Locate and copy each line in the data that contains the word "this".

[Collection entries]
☆ ☆ ☆ ☆ ☆
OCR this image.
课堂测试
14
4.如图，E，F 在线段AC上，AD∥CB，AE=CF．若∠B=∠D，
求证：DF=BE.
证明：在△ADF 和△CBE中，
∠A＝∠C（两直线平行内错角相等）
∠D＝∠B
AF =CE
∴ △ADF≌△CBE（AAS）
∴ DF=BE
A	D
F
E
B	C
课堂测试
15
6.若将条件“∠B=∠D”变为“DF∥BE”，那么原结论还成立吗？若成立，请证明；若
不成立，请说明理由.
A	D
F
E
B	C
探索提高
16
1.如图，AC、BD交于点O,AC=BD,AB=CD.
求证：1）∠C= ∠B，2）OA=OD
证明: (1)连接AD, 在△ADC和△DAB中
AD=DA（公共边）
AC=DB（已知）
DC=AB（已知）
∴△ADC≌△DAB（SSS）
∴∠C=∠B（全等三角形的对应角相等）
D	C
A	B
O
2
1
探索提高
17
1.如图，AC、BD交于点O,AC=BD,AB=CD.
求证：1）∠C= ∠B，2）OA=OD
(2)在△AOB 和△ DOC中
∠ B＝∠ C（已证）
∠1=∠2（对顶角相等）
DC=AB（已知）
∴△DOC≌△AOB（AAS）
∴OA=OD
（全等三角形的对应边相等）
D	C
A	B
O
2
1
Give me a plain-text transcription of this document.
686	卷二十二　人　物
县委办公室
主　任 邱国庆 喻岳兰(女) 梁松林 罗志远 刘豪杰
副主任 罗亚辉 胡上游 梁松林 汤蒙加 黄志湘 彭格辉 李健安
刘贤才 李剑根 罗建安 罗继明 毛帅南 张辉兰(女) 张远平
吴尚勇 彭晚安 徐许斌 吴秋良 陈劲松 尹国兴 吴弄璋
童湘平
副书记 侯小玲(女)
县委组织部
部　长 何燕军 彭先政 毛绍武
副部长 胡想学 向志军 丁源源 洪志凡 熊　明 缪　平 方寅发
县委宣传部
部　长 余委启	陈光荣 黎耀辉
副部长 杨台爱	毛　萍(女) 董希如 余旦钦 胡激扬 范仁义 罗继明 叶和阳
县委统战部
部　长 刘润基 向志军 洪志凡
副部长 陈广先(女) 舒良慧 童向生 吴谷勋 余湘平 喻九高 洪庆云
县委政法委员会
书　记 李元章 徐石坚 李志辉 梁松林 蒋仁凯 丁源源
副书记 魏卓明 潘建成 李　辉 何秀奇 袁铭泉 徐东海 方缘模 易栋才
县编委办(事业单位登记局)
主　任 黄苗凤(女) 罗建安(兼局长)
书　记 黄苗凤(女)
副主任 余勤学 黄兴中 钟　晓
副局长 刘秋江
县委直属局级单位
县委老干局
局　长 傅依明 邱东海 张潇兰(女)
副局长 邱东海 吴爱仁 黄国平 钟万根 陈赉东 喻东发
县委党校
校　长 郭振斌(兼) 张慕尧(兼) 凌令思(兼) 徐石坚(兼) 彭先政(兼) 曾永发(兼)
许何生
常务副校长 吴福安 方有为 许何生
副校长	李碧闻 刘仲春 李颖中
☆ ☆ ☆ ☆ ☆
Solved problem >>
OCR this image.
Give me a plain-text transcription of this document.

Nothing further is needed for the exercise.